TASK DETAILS =>
Starting at the first item and stopping after the line that contains "Text: 3. What", rewrite those lines with "train" substituted for "car" and nothing else changed.

PROVIDED ENTRIES =>
▼▼▼
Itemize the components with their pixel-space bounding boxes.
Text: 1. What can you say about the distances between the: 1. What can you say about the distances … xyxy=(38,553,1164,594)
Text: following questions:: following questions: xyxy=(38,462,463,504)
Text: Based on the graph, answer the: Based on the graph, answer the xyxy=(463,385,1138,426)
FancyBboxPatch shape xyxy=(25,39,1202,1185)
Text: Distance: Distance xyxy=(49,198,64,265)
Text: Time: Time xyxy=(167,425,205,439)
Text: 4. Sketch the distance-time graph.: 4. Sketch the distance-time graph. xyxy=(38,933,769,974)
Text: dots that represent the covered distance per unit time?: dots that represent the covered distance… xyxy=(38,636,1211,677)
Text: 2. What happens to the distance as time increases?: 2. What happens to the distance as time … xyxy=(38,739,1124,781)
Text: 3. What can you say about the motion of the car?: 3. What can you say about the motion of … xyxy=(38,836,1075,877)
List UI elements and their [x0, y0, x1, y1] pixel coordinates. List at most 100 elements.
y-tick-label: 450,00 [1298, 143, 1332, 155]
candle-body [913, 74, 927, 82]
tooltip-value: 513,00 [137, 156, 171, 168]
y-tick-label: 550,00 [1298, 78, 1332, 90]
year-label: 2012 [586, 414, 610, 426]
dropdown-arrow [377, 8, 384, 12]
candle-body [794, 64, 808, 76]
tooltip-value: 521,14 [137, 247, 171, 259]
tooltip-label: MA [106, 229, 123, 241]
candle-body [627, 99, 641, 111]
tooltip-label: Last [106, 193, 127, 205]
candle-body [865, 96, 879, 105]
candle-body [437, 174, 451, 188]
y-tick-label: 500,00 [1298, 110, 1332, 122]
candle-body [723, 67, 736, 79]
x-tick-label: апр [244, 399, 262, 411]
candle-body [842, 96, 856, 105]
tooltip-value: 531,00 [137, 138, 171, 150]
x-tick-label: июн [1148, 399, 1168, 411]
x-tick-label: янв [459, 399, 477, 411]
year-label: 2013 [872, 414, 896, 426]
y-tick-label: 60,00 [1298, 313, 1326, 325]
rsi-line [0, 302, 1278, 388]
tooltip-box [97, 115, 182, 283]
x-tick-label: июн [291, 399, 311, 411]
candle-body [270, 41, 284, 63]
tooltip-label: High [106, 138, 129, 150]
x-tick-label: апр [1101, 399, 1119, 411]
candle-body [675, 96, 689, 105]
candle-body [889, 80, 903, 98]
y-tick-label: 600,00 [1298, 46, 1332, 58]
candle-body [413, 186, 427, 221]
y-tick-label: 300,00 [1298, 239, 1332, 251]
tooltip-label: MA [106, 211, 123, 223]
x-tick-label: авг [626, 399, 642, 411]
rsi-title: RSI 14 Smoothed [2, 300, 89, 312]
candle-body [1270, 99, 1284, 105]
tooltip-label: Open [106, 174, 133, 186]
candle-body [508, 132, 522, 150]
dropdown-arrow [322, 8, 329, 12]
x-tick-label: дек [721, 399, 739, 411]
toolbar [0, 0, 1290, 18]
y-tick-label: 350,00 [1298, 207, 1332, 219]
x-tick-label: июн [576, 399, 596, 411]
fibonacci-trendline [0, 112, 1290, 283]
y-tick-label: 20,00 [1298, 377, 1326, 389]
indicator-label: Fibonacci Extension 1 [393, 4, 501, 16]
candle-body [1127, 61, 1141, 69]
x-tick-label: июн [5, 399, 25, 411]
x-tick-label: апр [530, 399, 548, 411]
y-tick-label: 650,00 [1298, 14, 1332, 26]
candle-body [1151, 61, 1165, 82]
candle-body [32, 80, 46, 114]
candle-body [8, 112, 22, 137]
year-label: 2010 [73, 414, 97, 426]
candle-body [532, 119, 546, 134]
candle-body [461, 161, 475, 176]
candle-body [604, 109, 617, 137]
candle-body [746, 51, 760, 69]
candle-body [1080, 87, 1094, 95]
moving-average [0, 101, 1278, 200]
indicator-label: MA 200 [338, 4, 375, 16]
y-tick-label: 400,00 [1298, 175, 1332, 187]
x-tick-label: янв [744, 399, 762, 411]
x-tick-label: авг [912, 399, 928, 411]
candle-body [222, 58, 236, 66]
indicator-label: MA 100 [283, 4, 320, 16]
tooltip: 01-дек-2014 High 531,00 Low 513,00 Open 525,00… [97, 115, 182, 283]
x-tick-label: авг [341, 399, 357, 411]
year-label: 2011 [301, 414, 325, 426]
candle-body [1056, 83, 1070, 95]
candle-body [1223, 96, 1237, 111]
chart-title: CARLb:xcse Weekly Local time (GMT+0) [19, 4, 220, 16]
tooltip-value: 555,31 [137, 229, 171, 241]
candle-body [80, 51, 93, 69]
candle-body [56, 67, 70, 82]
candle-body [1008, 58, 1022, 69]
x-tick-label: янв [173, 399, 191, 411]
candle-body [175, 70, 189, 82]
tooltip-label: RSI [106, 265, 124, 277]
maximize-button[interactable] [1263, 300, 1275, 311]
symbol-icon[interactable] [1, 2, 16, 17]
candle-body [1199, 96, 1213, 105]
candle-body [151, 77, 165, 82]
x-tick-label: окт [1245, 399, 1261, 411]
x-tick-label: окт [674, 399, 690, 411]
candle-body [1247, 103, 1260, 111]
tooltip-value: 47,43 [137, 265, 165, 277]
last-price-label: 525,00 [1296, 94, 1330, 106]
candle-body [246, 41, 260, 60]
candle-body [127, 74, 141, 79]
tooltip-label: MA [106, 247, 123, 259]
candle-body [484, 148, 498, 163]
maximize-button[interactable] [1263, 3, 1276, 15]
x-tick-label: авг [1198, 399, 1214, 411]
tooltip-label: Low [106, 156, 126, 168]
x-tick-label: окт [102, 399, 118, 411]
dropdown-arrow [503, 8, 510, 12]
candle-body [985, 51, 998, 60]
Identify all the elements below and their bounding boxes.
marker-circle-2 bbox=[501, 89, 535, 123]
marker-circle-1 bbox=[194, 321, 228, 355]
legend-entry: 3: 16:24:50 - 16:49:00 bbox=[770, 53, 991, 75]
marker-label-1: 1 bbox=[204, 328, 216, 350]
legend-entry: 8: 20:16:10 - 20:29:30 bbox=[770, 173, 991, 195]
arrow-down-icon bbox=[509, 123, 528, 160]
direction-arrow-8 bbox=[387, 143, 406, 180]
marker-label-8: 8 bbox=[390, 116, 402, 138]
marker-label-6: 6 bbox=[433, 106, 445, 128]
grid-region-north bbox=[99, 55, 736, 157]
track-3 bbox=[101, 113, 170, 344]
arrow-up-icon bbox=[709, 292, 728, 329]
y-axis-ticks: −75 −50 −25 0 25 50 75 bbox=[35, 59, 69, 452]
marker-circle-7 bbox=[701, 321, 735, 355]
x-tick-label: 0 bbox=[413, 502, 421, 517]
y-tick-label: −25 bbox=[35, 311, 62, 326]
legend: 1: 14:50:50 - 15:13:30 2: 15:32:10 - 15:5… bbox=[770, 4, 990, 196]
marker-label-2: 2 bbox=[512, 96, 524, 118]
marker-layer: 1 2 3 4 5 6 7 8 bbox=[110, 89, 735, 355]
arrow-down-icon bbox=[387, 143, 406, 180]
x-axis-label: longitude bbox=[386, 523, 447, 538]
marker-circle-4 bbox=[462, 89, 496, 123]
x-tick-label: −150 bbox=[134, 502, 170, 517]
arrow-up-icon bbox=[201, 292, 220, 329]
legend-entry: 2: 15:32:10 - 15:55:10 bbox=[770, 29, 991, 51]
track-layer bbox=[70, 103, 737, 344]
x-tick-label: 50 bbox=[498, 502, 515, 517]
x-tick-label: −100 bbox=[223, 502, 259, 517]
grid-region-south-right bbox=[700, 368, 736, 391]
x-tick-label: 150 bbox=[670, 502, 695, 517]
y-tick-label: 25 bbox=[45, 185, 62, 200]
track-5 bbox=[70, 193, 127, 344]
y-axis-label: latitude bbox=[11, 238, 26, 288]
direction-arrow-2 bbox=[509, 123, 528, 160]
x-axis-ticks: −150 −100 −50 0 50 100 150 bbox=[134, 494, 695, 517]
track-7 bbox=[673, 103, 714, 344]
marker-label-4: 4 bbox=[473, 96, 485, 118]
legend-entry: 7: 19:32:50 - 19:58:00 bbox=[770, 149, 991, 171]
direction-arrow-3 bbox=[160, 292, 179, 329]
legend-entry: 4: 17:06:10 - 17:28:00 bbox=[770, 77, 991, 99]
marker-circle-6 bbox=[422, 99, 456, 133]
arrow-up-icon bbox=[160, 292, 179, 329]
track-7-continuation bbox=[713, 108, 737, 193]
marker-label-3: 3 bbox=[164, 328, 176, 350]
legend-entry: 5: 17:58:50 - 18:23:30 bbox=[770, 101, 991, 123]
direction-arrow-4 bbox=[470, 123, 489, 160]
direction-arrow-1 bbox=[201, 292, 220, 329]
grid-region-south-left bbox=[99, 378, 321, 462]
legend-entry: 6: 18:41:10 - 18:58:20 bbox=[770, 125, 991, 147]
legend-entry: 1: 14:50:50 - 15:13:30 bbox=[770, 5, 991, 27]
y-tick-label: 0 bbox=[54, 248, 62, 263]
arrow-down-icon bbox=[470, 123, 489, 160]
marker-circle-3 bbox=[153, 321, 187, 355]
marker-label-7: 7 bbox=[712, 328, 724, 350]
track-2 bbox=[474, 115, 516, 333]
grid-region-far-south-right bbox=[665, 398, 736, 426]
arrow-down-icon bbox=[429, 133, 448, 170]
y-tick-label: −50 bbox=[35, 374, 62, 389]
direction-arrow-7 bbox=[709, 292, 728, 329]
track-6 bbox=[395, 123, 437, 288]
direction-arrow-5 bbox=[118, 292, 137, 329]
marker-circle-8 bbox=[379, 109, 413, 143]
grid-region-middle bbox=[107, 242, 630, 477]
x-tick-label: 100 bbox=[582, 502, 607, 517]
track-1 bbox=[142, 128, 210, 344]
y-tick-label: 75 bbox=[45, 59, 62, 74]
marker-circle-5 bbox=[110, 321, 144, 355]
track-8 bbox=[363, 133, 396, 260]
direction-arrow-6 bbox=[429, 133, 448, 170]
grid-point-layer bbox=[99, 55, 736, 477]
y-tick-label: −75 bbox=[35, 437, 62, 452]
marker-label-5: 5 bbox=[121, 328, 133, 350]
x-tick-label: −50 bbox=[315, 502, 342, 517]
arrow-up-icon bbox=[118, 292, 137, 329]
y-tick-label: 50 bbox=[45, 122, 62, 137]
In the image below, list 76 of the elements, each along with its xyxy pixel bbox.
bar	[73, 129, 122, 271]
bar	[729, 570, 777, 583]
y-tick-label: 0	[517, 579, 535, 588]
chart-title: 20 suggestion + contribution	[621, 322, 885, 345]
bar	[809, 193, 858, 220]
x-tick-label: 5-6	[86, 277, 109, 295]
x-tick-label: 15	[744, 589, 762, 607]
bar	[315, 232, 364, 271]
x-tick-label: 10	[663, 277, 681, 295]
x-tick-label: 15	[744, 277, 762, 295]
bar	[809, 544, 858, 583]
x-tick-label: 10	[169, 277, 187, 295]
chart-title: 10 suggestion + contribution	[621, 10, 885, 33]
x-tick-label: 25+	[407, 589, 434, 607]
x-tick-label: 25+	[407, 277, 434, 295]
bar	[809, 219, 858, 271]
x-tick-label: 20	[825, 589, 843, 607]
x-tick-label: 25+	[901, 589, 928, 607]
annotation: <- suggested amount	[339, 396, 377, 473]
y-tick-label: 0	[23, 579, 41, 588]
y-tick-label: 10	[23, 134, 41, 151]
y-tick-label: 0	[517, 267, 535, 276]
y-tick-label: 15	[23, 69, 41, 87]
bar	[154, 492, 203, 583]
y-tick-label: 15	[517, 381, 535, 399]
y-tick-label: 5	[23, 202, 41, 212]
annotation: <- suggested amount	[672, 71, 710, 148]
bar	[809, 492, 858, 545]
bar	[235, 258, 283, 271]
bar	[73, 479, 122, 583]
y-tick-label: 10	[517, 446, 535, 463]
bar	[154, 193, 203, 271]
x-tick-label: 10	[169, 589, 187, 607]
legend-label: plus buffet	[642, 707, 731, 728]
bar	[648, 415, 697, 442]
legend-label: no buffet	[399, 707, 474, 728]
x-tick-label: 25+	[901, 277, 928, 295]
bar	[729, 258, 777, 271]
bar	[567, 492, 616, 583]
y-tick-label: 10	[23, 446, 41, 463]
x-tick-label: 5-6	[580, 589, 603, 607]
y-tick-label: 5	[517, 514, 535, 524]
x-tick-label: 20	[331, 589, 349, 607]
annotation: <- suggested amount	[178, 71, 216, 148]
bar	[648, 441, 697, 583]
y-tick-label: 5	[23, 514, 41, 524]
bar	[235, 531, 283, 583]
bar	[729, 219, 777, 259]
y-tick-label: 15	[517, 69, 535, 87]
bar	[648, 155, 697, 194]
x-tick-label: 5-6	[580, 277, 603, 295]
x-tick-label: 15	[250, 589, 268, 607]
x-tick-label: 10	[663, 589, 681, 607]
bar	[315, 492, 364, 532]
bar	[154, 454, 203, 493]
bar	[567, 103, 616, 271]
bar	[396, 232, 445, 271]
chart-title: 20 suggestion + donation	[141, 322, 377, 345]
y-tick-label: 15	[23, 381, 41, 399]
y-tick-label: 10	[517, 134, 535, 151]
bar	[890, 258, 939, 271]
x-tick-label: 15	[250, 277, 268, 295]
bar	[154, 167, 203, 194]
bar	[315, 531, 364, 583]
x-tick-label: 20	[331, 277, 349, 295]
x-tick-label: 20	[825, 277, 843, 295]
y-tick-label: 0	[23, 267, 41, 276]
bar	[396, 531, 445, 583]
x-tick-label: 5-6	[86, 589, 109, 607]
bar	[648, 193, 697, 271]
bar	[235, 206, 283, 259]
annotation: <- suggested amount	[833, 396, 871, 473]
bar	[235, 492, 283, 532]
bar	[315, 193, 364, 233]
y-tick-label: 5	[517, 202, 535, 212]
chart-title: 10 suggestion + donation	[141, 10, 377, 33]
▲▲▲
RESULT OF THE TASK =>
Itemize the components with their pixel-space bounding boxes.
Text: 1. What can you say about the distances between the: 1. What can you say about the distances … xyxy=(38,553,1164,594)
Text: following questions:: following questions: xyxy=(38,462,463,504)
Text: Based on the graph, answer the: Based on the graph, answer the xyxy=(463,385,1138,426)
FancyBboxPatch shape xyxy=(25,39,1202,1185)
Text: Distance: Distance xyxy=(49,198,64,265)
Text: Time: Time xyxy=(167,425,205,439)
Text: 4. Sketch the distance-time graph.: 4. Sketch the distance-time graph. xyxy=(38,933,769,974)
Text: dots that represent the covered distance per unit time?: dots that represent the covered distance… xyxy=(38,636,1211,677)
Text: 2. What happens to the distance as time increases?: 2. What happens to the distance as time … xyxy=(38,739,1124,781)
Text: 3. What can you say about the motion of the train?: 3. What can you say about the motion of … xyxy=(38,836,1075,877)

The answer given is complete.